--- Data supplied ---
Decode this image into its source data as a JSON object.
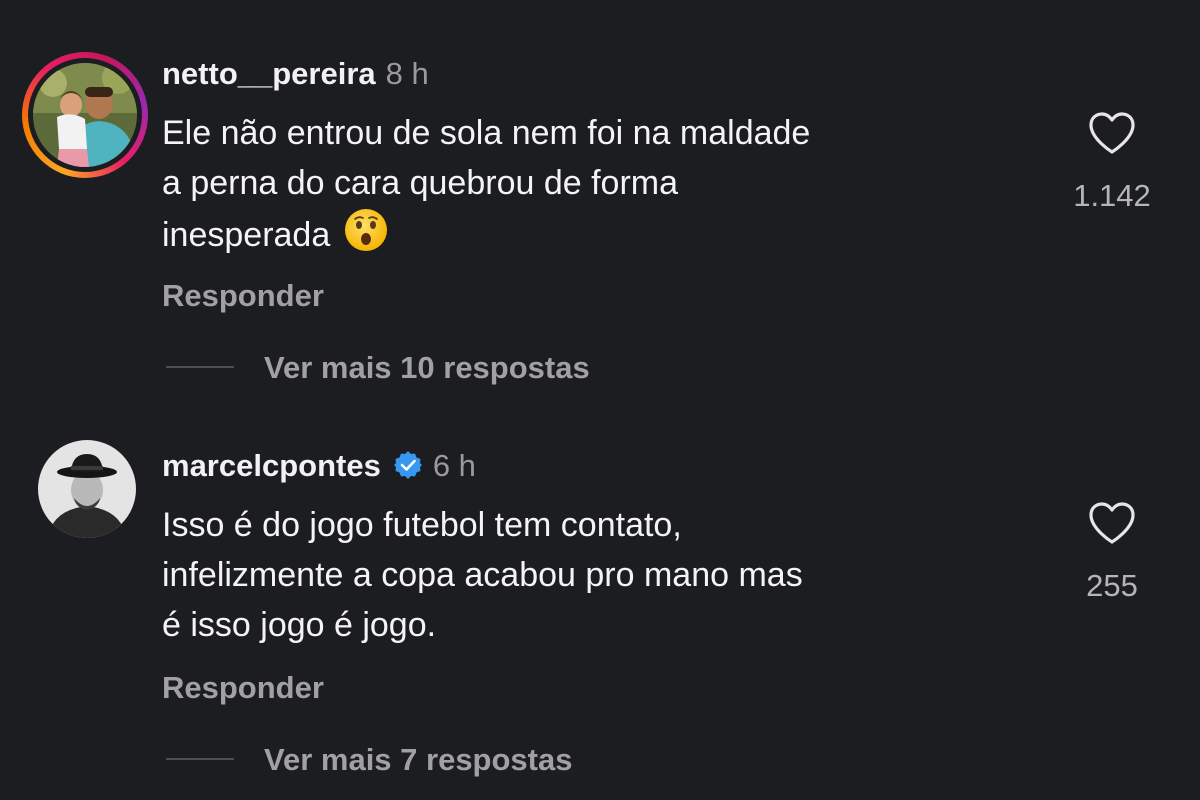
{
  "comments": [
    {
      "username": "netto__pereira",
      "time": "8 h",
      "verified": false,
      "lines": [
        "Ele não entrou de sola nem foi na maldade",
        "a perna do cara quebrou de forma",
        "inesperada"
      ],
      "emoji_icon": "astonished-face-icon",
      "reply_label": "Responder",
      "more_replies_label": "Ver mais 10 respostas",
      "likes": "1.142"
    },
    {
      "username": "marcelcpontes",
      "time": "6 h",
      "verified": true,
      "lines": [
        "Isso é do jogo futebol tem contato,",
        "infelizmente a copa acabou pro mano mas",
        "é isso jogo é jogo."
      ],
      "reply_label": "Responder",
      "more_replies_label": "Ver mais 7 respostas",
      "likes": "255"
    }
  ],
  "colors": {
    "background": "#1c1d21",
    "text": "#f4f4f4",
    "muted": "#a1a1a5",
    "verified_blue": "#3897f0"
  }
}
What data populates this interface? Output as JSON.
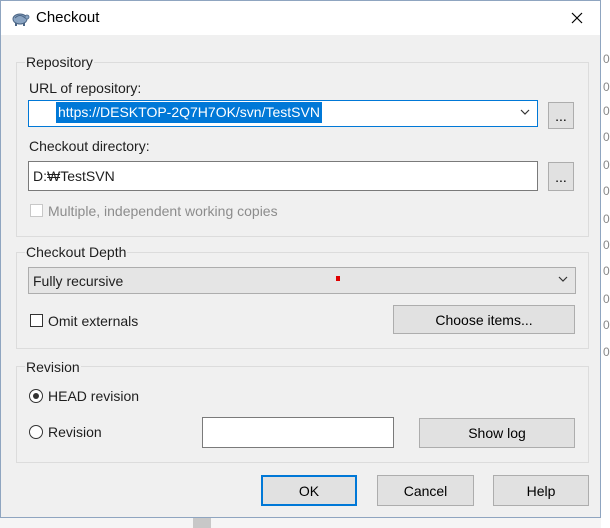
{
  "window": {
    "title": "Checkout"
  },
  "repository": {
    "group_label": "Repository",
    "url_label": "URL of repository:",
    "url_value": "https://DESKTOP-2Q7H7OK/svn/TestSVN",
    "browse_label": "...",
    "dir_label": "Checkout directory:",
    "dir_value": "D:\\TestSVN",
    "dir_display": "D:₩TestSVN",
    "multiple_label": "Multiple, independent working copies"
  },
  "depth": {
    "group_label": "Checkout Depth",
    "selected": "Fully recursive",
    "omit_label": "Omit externals",
    "choose_label": "Choose items..."
  },
  "revision": {
    "group_label": "Revision",
    "head_label": "HEAD revision",
    "revision_label": "Revision",
    "revision_value": "",
    "show_log_label": "Show log"
  },
  "buttons": {
    "ok": "OK",
    "cancel": "Cancel",
    "help": "Help"
  },
  "background": {
    "chars": [
      "0",
      "0",
      "0",
      "0",
      "0",
      "0",
      "0",
      "0",
      "0",
      "0",
      "0",
      "0"
    ]
  },
  "colors": {
    "accent": "#0078d7"
  }
}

--- Requirements ---
Scan the listing above. Collect all lines with the word "this".

--- Correct output ---
Decode this image into its source data as a JSON object.
What data populates this interface? Output as JSON.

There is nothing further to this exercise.